OBJECTIVE:
Copy all the entries word for word, but omit the pictures.

┌─ ENTRIES SHOWN

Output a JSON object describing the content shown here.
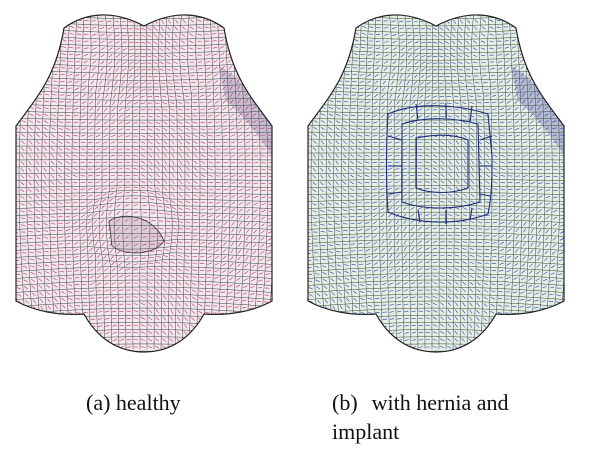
{
  "figure": {
    "panels": [
      {
        "id": "a",
        "label": "(a)",
        "text": "healthy",
        "mesh_stroke": "#2a2a2a",
        "vector_color": "#c0306a",
        "tint": "#f2e8ee"
      },
      {
        "id": "b",
        "label": "(b)",
        "text_line1": "with hernia and",
        "text_line2": "implant",
        "mesh_stroke": "#2a2a2a",
        "vector_color": "#2b3bb0",
        "tint": "#e4f0e6",
        "implant_stroke": "#1a2a7a"
      }
    ]
  }
}
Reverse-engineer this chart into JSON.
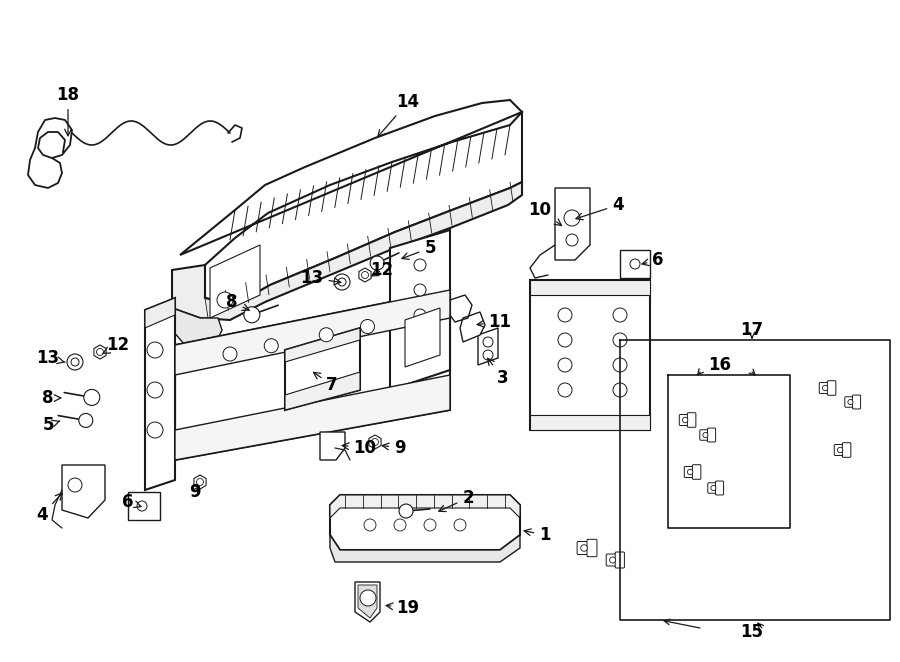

└─

EXERCISE OUTPUT:
Output a JSON object describing the content shown here.
{
  "figure": {
    "panels": [
      {
        "id": "a",
        "label": "(a)",
        "text": "healthy",
        "mesh_stroke": "#2a2a2a",
        "vector_color": "#c0306a",
        "tint": "#f2e8ee"
      },
      {
        "id": "b",
        "label": "(b)",
        "text_line1": "with hernia and",
        "text_line2": "implant",
        "mesh_stroke": "#2a2a2a",
        "vector_color": "#2b3bb0",
        "tint": "#e4f0e6",
        "implant_stroke": "#1a2a7a"
      }
    ]
  }
}
Reverse-engineer this chart into JSON.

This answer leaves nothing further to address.